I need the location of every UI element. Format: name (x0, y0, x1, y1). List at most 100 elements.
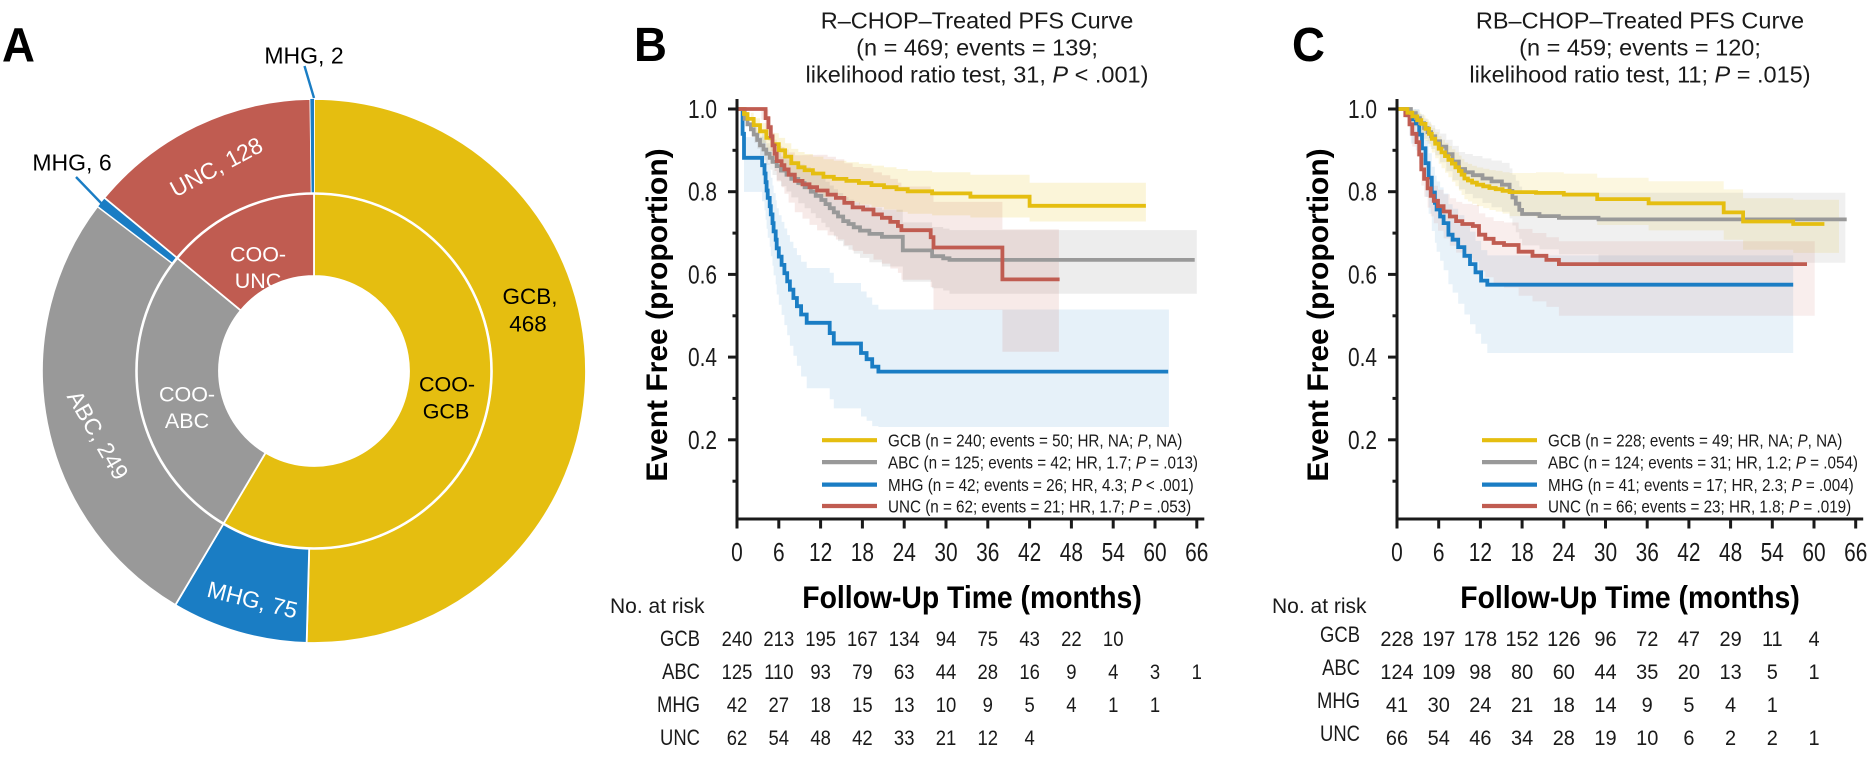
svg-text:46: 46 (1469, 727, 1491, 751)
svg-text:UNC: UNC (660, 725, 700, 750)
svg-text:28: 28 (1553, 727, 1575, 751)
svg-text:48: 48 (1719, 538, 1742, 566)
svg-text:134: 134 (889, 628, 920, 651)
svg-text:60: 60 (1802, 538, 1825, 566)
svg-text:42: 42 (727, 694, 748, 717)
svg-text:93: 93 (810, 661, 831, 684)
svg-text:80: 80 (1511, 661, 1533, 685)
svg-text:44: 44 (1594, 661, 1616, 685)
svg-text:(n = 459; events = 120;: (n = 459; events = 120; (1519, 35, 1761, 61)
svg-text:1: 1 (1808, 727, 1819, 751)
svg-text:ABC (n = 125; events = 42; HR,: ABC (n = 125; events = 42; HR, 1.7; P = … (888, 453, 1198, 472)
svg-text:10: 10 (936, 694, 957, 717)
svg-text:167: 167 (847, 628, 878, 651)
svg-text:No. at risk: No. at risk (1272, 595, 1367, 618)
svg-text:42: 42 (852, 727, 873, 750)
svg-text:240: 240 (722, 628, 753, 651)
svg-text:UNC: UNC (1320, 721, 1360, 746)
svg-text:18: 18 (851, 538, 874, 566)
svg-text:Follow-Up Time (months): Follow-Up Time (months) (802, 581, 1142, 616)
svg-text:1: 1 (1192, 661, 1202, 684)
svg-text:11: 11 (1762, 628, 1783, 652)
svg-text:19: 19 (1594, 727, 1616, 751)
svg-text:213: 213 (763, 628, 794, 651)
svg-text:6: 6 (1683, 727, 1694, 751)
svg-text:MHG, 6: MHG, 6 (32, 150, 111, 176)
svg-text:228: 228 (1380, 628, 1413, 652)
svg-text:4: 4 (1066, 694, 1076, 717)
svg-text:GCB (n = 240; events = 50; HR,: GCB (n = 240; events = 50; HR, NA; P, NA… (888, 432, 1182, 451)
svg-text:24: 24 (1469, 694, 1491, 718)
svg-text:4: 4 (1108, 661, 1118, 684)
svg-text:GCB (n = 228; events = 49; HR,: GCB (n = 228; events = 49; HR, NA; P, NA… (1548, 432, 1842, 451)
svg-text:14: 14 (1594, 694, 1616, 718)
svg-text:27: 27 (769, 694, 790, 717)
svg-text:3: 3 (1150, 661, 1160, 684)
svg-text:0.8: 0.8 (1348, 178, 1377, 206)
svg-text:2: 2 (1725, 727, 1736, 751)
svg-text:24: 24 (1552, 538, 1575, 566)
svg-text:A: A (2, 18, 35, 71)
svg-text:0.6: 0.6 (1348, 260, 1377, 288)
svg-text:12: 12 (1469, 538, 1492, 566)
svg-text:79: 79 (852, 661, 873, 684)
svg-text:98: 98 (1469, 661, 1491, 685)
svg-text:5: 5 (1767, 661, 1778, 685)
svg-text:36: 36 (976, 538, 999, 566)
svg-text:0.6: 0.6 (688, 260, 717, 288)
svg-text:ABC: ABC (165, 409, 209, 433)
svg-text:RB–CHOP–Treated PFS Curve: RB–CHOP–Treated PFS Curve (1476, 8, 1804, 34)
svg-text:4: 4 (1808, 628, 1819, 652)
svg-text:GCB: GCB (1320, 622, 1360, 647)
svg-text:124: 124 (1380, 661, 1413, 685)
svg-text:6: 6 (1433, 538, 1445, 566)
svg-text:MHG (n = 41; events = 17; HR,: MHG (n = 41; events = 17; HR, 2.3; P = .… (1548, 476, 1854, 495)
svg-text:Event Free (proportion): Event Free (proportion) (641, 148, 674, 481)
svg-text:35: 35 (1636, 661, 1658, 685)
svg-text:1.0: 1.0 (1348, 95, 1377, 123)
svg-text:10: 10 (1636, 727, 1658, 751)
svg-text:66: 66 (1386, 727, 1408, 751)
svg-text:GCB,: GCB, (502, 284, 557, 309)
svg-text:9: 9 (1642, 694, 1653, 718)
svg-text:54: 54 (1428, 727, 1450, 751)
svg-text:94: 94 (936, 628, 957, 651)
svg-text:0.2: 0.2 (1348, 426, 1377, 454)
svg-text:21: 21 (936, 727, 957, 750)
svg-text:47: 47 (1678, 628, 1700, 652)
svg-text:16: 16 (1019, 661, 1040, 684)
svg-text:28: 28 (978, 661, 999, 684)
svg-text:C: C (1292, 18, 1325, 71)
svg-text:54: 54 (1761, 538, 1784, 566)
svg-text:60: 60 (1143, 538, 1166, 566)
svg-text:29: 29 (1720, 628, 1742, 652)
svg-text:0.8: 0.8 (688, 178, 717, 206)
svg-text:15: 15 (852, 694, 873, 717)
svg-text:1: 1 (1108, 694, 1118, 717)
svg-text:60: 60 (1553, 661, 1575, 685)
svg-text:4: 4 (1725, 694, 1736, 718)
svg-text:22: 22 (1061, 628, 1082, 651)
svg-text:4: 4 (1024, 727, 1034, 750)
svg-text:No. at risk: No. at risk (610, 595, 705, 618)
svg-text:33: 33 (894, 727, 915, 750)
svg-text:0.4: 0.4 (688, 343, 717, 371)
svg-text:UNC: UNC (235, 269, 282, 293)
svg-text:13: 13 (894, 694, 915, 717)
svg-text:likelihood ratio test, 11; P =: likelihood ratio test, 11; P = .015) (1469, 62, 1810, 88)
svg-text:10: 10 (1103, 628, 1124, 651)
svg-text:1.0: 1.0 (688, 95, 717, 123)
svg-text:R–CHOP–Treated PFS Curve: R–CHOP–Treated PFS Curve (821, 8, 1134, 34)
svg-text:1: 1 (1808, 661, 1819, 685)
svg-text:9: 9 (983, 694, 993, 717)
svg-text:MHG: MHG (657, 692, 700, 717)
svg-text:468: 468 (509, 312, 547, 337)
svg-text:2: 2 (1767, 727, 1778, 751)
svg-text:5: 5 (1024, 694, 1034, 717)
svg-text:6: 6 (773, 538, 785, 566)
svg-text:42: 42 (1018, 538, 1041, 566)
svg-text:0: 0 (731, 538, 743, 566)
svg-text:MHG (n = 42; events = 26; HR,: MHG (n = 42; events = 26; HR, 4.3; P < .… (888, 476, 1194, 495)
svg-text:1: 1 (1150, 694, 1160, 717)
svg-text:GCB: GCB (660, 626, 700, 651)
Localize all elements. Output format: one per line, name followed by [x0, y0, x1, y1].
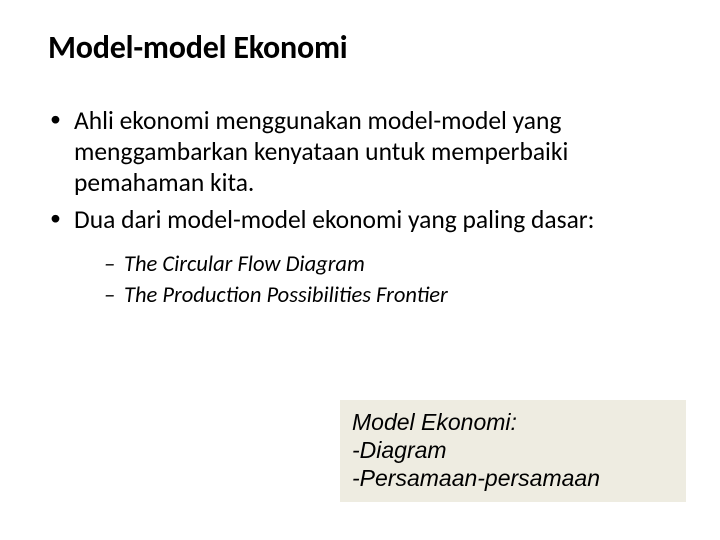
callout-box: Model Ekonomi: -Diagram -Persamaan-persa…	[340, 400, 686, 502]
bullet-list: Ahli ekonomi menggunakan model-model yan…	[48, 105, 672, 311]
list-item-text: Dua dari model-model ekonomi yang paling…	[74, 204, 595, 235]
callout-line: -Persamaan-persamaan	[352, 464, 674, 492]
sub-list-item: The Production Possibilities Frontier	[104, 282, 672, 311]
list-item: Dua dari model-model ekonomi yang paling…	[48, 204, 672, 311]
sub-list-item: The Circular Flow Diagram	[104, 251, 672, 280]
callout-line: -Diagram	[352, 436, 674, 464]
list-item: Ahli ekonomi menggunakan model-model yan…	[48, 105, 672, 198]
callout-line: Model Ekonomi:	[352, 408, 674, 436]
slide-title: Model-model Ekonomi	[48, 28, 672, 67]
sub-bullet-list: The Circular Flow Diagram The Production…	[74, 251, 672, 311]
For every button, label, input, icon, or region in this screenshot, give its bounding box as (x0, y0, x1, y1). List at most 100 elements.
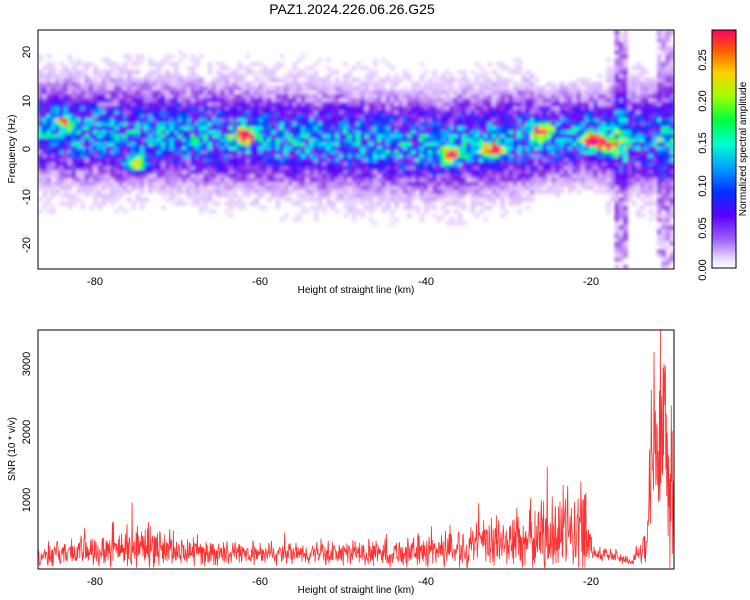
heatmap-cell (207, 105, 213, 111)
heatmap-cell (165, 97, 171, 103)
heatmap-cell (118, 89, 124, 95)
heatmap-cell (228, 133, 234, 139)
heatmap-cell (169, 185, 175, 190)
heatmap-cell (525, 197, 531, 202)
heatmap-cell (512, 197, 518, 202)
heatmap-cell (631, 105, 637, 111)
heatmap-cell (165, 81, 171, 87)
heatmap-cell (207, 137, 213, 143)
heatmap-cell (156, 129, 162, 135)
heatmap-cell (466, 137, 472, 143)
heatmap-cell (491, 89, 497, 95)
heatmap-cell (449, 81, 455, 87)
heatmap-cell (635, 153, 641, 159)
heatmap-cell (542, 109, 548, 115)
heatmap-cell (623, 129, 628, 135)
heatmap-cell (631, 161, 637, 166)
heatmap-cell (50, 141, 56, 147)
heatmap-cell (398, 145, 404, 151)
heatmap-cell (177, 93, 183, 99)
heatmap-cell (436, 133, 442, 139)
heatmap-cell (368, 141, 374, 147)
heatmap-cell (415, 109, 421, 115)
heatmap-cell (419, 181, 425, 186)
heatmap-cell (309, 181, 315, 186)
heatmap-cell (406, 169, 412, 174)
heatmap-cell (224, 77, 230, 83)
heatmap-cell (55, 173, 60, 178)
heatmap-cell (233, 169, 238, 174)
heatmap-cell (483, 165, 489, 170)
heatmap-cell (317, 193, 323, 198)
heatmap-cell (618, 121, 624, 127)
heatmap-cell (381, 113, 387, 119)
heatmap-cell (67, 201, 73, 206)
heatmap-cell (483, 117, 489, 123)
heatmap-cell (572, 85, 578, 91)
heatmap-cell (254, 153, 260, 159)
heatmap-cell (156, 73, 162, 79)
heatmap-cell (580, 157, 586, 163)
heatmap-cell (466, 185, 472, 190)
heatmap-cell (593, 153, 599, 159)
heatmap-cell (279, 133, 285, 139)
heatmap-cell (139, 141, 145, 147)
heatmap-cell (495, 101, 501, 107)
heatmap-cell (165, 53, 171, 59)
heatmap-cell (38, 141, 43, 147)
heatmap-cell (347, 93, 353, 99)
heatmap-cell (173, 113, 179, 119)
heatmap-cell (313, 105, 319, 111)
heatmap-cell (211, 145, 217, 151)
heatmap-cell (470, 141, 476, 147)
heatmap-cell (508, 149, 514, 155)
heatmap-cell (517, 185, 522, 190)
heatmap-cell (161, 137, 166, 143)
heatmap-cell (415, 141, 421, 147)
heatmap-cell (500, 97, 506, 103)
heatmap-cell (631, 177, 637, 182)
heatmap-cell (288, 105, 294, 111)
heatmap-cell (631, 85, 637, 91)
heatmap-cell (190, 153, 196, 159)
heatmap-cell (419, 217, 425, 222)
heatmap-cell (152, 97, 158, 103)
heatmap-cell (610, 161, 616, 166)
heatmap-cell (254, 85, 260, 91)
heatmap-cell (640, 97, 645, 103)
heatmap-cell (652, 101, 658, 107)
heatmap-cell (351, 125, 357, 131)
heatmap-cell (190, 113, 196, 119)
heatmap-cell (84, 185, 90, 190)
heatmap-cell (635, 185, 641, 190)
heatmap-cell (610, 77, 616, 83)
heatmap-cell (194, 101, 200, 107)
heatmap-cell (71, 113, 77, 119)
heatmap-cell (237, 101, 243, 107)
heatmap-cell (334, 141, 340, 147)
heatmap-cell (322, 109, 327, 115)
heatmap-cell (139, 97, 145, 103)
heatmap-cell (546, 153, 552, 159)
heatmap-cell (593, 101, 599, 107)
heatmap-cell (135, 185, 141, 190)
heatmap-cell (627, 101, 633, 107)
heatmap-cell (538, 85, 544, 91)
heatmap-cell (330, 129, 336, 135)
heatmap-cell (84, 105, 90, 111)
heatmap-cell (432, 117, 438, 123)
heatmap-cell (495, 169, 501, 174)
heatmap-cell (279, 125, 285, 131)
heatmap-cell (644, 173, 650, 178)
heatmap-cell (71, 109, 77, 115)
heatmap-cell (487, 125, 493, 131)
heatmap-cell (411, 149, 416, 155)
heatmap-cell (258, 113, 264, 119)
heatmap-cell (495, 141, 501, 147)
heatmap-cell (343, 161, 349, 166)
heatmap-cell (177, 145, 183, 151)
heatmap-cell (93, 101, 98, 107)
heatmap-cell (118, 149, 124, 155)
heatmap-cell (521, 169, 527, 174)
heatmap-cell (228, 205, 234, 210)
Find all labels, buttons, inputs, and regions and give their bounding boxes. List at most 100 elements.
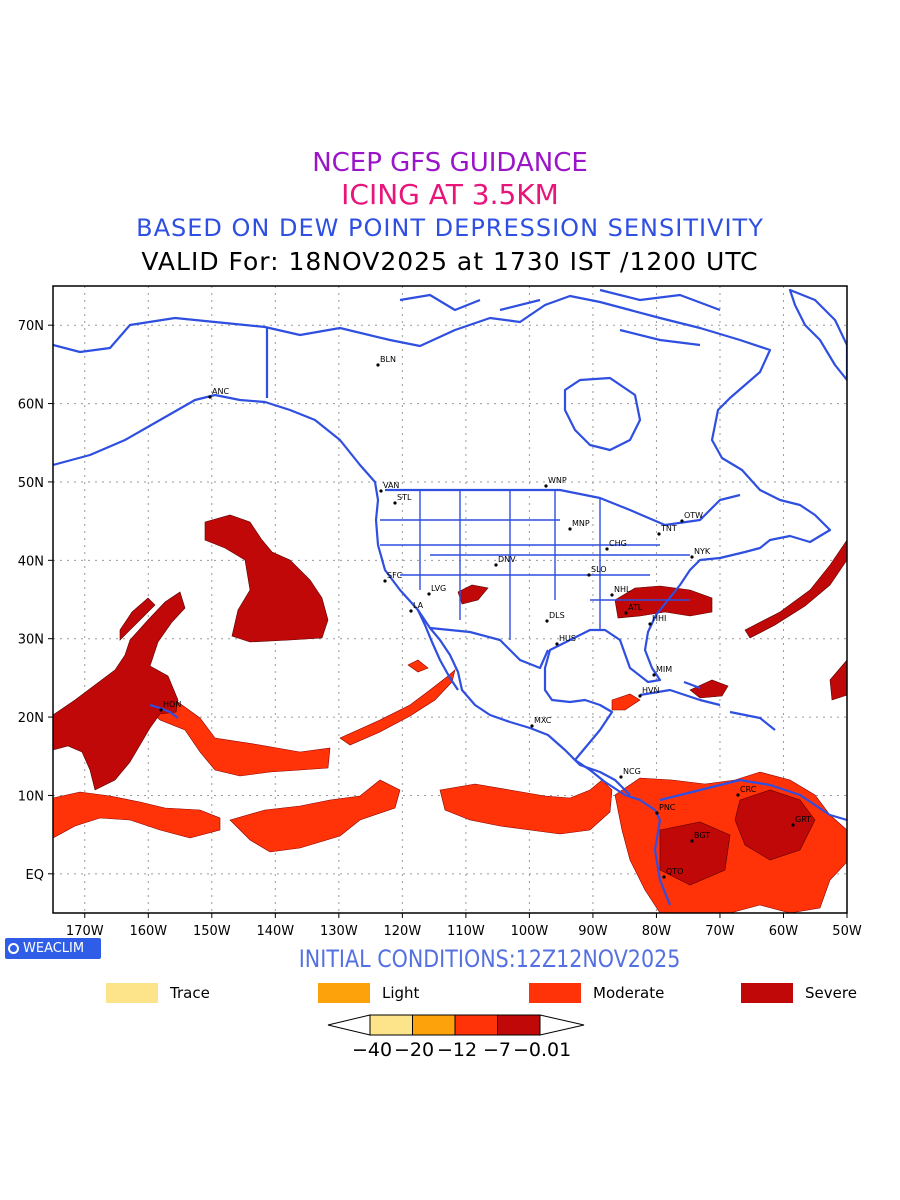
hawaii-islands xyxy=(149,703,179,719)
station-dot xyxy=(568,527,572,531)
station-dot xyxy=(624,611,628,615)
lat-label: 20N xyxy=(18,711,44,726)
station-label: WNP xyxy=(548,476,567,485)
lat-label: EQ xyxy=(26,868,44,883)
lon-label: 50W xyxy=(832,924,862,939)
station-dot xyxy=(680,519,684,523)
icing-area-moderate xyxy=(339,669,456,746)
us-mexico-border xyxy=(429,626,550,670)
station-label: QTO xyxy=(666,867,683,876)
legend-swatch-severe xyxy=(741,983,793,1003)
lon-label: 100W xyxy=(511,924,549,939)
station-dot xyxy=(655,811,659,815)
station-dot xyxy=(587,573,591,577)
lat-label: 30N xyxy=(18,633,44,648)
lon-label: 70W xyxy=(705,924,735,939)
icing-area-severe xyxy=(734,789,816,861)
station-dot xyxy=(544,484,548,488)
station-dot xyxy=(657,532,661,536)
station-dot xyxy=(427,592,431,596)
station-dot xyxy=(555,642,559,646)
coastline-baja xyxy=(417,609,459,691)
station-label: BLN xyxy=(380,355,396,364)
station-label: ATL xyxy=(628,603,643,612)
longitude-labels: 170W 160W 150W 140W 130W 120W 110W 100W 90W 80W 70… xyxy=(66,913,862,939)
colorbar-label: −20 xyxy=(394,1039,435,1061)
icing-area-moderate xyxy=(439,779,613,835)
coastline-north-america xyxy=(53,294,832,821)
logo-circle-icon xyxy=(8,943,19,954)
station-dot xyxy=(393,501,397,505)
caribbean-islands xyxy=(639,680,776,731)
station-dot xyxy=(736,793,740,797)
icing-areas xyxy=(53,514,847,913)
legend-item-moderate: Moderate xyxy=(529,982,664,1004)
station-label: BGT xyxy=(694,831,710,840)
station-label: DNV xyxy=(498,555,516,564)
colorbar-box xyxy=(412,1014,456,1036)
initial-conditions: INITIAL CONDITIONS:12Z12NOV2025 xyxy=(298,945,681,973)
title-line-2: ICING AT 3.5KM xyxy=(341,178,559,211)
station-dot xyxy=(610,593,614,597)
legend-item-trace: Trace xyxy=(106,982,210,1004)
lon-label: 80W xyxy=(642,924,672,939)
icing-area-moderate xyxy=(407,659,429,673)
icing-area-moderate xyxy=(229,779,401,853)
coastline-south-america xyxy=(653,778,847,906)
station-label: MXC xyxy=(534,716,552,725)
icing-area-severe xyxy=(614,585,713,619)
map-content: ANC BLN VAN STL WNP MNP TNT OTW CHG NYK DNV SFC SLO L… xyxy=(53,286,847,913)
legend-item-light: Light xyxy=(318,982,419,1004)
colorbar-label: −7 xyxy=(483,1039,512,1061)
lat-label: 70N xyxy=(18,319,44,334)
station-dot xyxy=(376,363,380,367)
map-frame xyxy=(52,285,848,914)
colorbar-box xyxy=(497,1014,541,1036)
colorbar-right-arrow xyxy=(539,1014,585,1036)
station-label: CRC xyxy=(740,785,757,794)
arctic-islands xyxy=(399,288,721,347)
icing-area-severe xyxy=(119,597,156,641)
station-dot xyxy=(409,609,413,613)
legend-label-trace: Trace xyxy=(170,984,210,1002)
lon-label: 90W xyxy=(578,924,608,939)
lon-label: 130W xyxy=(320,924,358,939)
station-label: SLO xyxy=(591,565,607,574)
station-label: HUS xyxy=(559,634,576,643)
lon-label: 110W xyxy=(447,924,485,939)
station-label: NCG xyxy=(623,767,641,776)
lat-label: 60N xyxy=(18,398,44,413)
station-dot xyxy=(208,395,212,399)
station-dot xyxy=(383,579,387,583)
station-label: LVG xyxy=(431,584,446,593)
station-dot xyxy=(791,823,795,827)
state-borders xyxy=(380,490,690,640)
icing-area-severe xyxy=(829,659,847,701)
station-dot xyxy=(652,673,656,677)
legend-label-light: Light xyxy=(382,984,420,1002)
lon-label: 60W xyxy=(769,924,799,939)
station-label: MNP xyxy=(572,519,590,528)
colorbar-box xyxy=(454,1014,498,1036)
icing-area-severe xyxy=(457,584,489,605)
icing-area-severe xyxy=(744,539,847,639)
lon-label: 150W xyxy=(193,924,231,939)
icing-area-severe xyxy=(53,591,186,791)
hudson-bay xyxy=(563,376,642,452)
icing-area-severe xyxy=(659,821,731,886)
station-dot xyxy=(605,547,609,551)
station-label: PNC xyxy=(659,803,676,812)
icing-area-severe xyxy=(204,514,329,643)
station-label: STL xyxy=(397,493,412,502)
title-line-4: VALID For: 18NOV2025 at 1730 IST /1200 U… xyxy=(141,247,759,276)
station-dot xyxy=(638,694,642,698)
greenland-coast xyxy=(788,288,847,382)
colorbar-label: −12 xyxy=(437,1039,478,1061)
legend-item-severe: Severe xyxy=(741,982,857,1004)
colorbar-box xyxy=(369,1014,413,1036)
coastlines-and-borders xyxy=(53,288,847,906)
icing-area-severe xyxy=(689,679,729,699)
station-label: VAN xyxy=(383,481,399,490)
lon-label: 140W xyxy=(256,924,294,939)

---

Find every line in the data above that contains the word "events" and copy each one in full. The match is case-sensitive.

[FINAL RESULT]
svg-text:(n = 459; events = 120;: (n = 459; events = 120; (1519, 35, 1761, 61)
svg-text:ABC (n = 125; events = 42; HR,: ABC (n = 125; events = 42; HR, 1.7; P = … (888, 453, 1198, 472)
svg-text:GCB (n = 240; events = 50; HR,: GCB (n = 240; events = 50; HR, NA; P, NA… (888, 432, 1182, 451)
svg-text:GCB (n = 228; events = 49; HR,: GCB (n = 228; events = 49; HR, NA; P, NA… (1548, 432, 1842, 451)
svg-text:MHG (n = 41; events = 17; HR,: MHG (n = 41; events = 17; HR, 2.3; P = .… (1548, 476, 1854, 495)
svg-text:MHG (n = 42; events = 26; HR,: MHG (n = 42; events = 26; HR, 4.3; P < .… (888, 476, 1194, 495)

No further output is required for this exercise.